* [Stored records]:
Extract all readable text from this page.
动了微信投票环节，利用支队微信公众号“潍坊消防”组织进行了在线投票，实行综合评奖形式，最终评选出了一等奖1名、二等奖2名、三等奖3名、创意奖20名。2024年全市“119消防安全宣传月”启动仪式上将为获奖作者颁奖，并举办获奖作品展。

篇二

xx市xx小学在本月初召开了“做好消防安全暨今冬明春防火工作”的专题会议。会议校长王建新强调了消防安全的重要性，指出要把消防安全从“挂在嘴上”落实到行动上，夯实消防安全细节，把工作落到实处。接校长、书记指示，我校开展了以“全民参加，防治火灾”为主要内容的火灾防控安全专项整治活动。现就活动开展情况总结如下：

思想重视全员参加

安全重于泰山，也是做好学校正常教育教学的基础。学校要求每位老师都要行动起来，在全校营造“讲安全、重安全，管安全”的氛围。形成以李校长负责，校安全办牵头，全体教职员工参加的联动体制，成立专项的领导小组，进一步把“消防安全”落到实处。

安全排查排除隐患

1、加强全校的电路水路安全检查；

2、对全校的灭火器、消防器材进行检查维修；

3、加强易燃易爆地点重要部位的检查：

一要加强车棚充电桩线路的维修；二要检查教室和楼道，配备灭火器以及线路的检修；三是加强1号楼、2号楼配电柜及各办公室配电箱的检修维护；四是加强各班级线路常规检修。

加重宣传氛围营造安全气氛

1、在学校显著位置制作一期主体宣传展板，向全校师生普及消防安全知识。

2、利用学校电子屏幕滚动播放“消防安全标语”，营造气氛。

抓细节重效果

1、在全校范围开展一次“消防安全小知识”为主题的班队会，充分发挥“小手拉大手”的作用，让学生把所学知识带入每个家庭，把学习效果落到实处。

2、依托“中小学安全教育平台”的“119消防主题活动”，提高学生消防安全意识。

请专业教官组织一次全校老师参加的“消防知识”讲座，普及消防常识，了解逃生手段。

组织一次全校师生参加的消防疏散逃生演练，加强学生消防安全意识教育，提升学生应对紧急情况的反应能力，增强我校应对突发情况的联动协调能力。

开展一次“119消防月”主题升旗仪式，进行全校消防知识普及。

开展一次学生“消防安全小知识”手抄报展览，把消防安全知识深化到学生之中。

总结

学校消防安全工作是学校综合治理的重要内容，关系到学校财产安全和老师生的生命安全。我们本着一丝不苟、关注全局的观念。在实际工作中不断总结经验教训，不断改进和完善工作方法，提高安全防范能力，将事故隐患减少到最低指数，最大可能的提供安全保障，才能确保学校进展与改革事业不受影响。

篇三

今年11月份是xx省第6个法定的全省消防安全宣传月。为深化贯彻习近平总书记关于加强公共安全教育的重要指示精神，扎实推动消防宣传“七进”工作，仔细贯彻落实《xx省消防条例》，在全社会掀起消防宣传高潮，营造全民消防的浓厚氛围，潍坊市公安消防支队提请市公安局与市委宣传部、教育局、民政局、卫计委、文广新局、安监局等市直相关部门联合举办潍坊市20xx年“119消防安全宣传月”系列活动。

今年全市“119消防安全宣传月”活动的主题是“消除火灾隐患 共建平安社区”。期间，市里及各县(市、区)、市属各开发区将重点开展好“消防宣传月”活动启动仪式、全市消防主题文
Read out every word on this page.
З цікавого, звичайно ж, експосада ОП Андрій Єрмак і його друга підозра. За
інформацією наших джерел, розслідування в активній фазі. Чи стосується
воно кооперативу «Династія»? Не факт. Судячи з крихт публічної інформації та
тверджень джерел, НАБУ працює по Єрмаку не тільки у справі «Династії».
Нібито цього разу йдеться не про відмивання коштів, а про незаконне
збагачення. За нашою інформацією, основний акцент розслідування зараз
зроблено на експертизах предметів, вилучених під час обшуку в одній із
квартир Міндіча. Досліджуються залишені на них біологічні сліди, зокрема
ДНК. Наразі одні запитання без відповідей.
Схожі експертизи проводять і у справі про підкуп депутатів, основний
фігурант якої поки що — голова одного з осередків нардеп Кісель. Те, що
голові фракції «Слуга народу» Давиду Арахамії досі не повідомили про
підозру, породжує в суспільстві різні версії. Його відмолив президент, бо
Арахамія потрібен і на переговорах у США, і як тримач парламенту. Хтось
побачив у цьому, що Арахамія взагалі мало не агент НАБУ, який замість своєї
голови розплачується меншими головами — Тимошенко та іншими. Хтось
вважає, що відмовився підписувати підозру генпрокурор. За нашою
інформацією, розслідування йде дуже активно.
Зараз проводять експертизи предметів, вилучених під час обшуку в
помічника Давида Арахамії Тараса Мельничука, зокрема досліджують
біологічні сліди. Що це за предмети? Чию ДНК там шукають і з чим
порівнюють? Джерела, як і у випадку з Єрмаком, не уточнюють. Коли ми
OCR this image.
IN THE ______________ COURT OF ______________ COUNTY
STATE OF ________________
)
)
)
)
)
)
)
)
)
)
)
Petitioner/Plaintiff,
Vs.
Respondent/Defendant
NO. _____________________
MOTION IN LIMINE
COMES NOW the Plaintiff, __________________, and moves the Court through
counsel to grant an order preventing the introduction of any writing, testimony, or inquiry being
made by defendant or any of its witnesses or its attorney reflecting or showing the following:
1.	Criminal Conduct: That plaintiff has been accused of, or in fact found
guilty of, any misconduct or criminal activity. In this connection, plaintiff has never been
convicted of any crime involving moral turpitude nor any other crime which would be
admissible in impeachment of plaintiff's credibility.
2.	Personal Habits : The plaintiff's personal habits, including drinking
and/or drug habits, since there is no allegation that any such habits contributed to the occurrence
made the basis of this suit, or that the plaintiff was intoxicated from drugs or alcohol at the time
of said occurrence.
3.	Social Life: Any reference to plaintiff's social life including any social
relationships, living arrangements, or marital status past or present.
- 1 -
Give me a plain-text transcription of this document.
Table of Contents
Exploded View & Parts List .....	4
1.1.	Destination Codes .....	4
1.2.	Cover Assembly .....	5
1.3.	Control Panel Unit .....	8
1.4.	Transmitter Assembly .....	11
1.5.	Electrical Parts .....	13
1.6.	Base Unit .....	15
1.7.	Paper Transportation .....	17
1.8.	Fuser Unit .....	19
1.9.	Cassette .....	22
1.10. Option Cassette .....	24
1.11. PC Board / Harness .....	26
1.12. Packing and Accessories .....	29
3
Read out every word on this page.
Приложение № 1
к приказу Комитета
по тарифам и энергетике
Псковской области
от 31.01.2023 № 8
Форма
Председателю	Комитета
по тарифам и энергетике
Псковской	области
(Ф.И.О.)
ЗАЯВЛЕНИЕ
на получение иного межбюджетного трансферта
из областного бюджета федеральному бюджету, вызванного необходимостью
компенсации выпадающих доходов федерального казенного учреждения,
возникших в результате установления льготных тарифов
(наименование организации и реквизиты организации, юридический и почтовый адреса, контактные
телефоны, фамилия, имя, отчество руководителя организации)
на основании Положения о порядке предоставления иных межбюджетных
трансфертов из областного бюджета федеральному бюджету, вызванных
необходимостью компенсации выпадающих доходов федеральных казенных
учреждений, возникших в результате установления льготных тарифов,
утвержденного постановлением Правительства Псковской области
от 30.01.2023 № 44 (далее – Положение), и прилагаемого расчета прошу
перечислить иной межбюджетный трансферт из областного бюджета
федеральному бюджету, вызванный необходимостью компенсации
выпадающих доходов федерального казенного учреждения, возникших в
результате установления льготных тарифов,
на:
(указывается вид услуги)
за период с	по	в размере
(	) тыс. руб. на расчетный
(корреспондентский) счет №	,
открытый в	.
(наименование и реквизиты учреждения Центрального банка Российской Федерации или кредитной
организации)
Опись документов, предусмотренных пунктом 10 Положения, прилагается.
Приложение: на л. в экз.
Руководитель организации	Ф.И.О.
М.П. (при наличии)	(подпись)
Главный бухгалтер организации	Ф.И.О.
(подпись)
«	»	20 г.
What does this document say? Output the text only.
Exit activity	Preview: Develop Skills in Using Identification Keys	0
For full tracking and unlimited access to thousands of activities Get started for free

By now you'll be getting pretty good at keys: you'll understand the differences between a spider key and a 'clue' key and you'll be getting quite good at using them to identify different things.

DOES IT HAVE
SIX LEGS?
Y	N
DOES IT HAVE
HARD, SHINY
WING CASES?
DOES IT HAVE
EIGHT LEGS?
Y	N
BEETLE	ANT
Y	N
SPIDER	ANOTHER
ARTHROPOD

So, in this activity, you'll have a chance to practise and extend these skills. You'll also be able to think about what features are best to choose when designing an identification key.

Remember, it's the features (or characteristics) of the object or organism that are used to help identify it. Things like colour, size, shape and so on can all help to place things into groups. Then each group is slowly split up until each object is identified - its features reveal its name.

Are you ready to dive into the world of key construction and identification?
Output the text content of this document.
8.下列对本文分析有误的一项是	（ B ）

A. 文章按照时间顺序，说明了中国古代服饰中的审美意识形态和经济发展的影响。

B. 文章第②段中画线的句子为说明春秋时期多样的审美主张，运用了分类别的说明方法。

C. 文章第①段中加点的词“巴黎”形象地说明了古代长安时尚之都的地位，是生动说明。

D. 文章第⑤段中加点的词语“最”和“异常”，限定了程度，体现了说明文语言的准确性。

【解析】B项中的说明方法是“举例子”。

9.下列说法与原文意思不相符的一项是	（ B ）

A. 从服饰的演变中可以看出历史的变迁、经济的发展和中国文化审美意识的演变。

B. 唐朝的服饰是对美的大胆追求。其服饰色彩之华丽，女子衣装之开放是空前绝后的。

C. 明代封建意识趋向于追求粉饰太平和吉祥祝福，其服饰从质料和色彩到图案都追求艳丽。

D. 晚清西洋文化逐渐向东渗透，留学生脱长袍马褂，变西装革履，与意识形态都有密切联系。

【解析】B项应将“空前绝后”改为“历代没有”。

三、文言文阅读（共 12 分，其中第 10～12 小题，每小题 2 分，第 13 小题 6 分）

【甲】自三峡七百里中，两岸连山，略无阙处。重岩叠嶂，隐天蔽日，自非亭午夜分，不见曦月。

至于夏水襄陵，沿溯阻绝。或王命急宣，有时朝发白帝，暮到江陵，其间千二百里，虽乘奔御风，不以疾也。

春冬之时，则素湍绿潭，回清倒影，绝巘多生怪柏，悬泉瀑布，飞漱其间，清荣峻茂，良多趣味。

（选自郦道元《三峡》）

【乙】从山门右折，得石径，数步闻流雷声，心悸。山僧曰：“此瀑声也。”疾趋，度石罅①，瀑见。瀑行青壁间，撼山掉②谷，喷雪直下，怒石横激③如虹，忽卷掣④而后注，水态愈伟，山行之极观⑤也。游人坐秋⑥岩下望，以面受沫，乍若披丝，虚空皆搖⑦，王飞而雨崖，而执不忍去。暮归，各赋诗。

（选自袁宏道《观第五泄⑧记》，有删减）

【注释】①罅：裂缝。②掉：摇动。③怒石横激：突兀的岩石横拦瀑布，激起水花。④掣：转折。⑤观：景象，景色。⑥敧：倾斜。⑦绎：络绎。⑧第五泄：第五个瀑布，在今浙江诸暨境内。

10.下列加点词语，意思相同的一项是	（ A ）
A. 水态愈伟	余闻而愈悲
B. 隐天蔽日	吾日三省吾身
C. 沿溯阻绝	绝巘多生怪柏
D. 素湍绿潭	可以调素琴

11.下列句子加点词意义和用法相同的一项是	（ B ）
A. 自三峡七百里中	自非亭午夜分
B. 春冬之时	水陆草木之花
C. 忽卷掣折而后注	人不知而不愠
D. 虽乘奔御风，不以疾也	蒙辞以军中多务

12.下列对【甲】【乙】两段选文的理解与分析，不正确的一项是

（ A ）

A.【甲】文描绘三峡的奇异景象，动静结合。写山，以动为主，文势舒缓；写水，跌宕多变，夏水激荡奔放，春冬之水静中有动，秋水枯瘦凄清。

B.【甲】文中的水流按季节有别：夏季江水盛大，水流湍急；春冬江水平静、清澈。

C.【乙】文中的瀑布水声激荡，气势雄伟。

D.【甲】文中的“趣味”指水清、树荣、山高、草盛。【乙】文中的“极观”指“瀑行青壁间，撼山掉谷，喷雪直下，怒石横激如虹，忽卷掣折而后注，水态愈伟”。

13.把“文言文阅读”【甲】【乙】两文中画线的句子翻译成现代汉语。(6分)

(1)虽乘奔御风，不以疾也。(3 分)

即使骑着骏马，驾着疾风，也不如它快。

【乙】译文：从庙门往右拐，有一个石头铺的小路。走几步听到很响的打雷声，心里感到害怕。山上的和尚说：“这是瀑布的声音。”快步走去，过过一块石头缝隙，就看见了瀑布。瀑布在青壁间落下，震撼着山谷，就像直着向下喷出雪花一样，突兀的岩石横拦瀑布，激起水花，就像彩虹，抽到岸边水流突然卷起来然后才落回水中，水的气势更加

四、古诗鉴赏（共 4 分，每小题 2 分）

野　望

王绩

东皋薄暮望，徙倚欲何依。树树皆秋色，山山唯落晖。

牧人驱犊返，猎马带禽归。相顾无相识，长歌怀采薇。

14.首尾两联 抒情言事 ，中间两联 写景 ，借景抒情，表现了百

* [To be done]:
Determine how many lines above contain "тарифов" as a word or string. Give the number alone.

* [Answer to the problem]:
3